- [Directions] Copy the items from the start up to and including the line that contains "Text: Br: Br (261, 141, 273, 151)", keeping the requests but leaving out the pictures. Shift every coordinate in the answers by adding 71 to it.

- [Materials provided]

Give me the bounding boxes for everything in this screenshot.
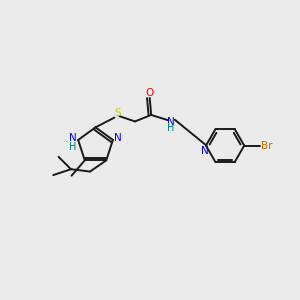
Text: N: N (167, 117, 175, 127)
Text: H: H (167, 123, 174, 133)
Text: S: S (114, 109, 121, 118)
Text: N: N (114, 133, 122, 142)
Text: N: N (69, 134, 77, 143)
Text: H: H (70, 142, 77, 152)
Text: O: O (146, 88, 154, 98)
Text: Br: Br (261, 141, 273, 151)
Text: N: N (201, 146, 208, 156)
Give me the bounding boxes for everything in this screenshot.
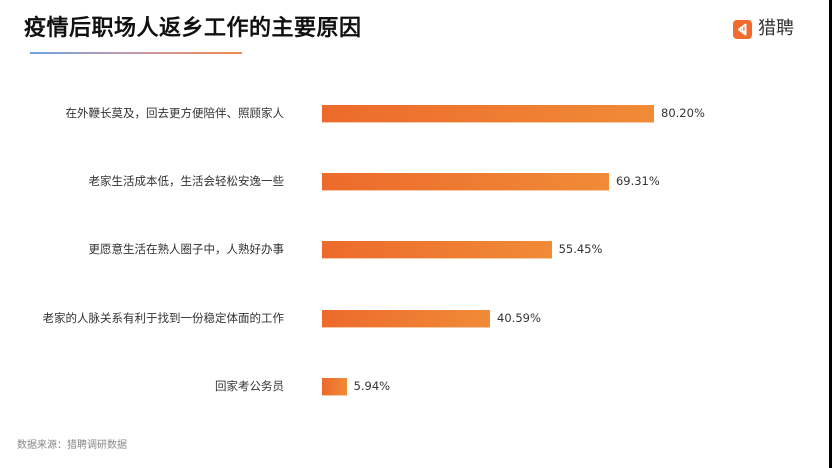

- [Answer to this task]
Give me the bounding boxes for everything in this screenshot.
Text: N: N (238, 188, 246, 198)
Text: H: H (238, 194, 245, 204)
Text: S: S (185, 180, 192, 189)
Text: N: N (185, 204, 193, 213)
Text: N: N (140, 205, 148, 214)
Text: H: H (141, 213, 148, 223)
Text: O: O (217, 159, 225, 169)
Text: Br: Br (332, 212, 344, 222)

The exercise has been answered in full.